[Directions] In the data below, find the line containing "Type out the text in this image."; reproduce that line and all subsequent lines exactly, and nothing else.

[Supplied records]
↓

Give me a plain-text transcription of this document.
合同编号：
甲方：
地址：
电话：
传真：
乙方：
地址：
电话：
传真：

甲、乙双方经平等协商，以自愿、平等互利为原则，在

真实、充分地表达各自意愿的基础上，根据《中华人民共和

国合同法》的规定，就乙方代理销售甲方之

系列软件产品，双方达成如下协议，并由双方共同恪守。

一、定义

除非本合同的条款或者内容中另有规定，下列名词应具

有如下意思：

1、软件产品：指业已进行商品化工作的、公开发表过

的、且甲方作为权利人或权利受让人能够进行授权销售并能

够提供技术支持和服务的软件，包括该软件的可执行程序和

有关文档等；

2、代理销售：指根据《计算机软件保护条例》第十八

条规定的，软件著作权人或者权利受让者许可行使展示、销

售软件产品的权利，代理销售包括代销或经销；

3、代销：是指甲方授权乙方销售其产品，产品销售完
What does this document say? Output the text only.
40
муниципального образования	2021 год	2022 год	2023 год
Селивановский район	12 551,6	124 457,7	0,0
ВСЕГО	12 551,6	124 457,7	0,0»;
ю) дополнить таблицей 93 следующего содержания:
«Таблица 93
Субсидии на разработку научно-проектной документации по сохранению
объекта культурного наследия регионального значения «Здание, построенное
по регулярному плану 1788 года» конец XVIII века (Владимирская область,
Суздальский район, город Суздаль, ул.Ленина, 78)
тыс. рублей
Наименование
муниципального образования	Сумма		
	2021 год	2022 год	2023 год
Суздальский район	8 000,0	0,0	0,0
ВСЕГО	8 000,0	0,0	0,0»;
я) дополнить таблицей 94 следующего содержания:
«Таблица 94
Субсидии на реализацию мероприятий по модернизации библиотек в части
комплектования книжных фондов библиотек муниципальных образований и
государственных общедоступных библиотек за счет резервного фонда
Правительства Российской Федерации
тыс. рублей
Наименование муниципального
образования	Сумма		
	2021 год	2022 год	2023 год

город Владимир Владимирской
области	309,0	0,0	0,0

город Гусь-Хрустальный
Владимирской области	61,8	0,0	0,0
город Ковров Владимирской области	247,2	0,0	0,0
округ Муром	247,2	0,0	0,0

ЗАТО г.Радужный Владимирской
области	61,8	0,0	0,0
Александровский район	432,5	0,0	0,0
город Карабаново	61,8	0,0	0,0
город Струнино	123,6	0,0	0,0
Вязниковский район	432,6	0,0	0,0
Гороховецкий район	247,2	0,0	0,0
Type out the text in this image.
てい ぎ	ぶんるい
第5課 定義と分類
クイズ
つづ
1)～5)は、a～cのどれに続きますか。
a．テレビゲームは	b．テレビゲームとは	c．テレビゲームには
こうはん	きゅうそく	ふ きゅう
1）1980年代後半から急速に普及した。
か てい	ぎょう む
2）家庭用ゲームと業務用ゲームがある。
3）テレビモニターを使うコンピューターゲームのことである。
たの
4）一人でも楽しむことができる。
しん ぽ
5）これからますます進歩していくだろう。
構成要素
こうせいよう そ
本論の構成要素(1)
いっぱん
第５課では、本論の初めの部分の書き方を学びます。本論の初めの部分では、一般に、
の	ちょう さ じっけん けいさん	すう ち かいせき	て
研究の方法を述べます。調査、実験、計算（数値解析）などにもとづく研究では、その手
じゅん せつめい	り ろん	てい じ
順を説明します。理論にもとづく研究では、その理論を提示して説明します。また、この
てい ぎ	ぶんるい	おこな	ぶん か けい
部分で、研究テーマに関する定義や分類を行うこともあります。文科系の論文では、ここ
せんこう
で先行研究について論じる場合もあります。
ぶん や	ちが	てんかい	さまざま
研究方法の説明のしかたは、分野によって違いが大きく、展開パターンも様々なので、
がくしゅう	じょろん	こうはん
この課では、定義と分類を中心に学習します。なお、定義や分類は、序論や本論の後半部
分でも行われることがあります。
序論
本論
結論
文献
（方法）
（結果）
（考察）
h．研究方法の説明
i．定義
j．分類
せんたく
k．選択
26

↑

[Exercise response]
Type out the text in this image.
てい ぎ	ぶんるい
第5課 定義と分類
クイズ
つづ
1)～5)は、a～cのどれに続きますか。
a．テレビゲームは	b．テレビゲームとは	c．テレビゲームには
こうはん	きゅうそく	ふ きゅう
1）1980年代後半から急速に普及した。
か てい	ぎょう む
2）家庭用ゲームと業務用ゲームがある。
3）テレビモニターを使うコンピューターゲームのことである。
たの
4）一人でも楽しむことができる。
しん ぽ
5）これからますます進歩していくだろう。
構成要素
こうせいよう そ
本論の構成要素(1)
いっぱん
第５課では、本論の初めの部分の書き方を学びます。本論の初めの部分では、一般に、
の	ちょう さ じっけん けいさん	すう ち かいせき	て
研究の方法を述べます。調査、実験、計算（数値解析）などにもとづく研究では、その手
じゅん せつめい	り ろん	てい じ
順を説明します。理論にもとづく研究では、その理論を提示して説明します。また、この
てい ぎ	ぶんるい	おこな	ぶん か けい
部分で、研究テーマに関する定義や分類を行うこともあります。文科系の論文では、ここ
せんこう
で先行研究について論じる場合もあります。
ぶん や	ちが	てんかい	さまざま
研究方法の説明のしかたは、分野によって違いが大きく、展開パターンも様々なので、
がくしゅう	じょろん	こうはん
この課では、定義と分類を中心に学習します。なお、定義や分類は、序論や本論の後半部
分でも行われることがあります。
序論
本論
結論
文献
（方法）
（結果）
（考察）
h．研究方法の説明
i．定義
j．分類
せんたく
k．選択
26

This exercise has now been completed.